• **WHAT YOU SHOULD DO**
Answer with nothing except the number of lines that contain the word "JSON".

• **Data entries**
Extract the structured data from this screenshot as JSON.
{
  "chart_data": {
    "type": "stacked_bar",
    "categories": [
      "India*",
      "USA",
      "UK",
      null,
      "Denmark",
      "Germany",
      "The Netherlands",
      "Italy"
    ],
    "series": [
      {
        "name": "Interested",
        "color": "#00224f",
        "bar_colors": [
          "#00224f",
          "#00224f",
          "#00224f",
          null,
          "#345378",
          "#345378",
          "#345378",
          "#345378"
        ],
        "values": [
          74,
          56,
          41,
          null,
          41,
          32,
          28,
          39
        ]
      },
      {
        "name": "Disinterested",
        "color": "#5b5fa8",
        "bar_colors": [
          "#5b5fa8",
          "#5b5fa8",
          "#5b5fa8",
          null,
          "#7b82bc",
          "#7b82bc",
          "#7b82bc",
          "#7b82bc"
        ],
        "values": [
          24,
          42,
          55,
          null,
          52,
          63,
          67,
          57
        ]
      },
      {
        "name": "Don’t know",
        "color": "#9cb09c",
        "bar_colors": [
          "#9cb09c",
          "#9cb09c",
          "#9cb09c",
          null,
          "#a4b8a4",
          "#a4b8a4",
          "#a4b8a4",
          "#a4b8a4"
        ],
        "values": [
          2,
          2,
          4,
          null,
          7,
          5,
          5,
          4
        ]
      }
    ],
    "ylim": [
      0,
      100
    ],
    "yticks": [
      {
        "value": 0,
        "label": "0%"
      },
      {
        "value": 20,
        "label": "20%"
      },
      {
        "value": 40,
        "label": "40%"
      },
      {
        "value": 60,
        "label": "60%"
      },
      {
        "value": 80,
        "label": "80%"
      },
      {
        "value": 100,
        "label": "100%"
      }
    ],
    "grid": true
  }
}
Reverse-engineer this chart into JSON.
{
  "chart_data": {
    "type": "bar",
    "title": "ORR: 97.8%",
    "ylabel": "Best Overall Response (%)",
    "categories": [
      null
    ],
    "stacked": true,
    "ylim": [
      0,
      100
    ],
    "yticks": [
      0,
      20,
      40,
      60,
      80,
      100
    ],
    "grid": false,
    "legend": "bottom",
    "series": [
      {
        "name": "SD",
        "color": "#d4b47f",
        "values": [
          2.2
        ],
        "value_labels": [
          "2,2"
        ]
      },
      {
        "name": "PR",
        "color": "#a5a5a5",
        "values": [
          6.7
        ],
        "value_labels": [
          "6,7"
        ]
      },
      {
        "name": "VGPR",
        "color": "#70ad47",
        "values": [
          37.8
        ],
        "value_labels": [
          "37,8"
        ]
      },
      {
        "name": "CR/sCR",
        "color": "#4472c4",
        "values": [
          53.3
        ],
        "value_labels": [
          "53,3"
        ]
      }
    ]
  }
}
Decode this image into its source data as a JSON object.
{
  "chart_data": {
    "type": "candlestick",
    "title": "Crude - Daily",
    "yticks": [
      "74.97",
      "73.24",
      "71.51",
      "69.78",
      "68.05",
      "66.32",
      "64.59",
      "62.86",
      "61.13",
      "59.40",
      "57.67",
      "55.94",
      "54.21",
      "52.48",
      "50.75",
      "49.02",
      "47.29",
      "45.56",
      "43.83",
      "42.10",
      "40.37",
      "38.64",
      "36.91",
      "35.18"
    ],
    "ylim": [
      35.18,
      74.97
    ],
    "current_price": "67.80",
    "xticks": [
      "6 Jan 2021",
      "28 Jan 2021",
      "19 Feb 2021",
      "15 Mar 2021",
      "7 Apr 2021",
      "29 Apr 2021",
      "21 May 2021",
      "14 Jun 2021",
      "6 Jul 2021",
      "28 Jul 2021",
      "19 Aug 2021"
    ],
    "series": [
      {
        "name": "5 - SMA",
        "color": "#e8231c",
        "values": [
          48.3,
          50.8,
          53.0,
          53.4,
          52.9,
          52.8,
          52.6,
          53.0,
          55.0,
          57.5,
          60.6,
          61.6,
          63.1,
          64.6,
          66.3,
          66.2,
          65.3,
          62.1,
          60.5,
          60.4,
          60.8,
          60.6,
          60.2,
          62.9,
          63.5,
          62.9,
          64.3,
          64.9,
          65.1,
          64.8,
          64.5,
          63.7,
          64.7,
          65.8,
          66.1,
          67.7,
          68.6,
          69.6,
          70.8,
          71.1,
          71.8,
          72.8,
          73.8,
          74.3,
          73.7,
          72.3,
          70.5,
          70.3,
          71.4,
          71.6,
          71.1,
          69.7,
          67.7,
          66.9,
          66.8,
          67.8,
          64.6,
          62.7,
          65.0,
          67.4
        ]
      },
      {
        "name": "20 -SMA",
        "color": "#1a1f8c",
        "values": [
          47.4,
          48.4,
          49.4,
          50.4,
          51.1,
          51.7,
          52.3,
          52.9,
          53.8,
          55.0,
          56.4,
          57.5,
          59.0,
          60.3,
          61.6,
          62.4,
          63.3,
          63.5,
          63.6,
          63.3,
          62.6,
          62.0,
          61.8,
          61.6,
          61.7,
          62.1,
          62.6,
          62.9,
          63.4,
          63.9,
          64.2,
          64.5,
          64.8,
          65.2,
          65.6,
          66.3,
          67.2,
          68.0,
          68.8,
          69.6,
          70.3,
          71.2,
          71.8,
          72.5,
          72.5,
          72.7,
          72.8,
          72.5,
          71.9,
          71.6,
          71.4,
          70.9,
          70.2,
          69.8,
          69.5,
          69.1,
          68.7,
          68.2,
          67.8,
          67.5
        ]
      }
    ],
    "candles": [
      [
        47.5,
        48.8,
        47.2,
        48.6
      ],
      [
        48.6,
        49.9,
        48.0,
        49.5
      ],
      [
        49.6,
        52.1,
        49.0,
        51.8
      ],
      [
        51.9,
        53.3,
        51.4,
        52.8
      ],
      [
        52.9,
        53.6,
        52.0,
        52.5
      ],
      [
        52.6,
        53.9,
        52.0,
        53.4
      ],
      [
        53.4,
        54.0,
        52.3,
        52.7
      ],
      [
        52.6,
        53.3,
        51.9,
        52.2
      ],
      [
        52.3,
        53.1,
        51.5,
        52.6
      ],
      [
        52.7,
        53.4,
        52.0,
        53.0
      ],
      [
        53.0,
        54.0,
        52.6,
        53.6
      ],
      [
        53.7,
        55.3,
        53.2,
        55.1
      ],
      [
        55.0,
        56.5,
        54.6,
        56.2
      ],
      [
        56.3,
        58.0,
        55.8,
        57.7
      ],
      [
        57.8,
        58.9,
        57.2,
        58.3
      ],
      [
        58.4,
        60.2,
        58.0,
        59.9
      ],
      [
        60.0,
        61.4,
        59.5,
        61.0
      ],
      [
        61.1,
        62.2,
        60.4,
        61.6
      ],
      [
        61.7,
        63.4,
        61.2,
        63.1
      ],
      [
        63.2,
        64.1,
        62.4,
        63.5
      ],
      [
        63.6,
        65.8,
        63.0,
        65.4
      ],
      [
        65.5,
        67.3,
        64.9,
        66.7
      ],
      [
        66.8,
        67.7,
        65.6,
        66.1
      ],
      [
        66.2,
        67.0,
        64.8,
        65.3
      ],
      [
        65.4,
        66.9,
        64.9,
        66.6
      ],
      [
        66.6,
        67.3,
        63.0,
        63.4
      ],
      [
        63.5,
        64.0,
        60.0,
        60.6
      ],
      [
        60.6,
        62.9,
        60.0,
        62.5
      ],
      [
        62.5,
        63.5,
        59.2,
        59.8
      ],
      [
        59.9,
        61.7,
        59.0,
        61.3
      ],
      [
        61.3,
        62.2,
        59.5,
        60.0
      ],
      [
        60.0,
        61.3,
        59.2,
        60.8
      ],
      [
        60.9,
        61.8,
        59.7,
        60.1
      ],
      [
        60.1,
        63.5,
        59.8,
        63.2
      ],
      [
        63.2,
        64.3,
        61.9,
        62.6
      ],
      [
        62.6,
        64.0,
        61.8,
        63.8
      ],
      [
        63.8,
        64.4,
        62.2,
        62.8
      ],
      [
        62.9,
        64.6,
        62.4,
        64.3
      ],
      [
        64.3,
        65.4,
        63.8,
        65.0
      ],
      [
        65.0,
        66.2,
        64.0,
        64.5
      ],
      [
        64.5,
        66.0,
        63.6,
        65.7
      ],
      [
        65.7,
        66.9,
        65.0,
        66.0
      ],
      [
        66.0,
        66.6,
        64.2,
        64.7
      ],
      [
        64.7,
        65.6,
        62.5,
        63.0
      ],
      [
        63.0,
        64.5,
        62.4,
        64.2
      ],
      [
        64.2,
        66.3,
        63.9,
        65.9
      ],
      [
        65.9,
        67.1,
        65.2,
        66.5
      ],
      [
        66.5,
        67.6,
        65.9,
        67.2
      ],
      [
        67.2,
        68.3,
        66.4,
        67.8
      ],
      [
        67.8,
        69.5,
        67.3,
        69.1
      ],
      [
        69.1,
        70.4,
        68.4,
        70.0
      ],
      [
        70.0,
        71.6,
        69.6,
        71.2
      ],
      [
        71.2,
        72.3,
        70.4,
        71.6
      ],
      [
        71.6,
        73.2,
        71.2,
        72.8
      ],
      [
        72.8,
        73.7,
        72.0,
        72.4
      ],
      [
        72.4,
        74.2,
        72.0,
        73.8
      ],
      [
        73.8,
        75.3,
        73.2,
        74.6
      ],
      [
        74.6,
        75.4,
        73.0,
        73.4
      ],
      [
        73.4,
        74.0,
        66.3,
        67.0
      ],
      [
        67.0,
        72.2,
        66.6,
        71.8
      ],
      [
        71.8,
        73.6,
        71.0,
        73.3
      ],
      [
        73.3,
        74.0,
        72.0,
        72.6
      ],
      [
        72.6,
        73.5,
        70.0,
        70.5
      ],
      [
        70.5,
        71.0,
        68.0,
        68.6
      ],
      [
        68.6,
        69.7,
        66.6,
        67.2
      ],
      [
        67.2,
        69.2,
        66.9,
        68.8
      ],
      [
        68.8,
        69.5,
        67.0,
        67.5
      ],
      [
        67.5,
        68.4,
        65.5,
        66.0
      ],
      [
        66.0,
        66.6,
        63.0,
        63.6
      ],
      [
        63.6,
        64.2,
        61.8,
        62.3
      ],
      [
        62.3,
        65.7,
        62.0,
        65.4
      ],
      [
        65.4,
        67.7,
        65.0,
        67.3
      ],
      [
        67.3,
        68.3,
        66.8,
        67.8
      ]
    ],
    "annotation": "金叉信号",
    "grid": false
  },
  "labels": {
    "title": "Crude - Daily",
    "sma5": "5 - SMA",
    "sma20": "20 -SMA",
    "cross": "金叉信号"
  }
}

• **FINISHED EXERCISE**
3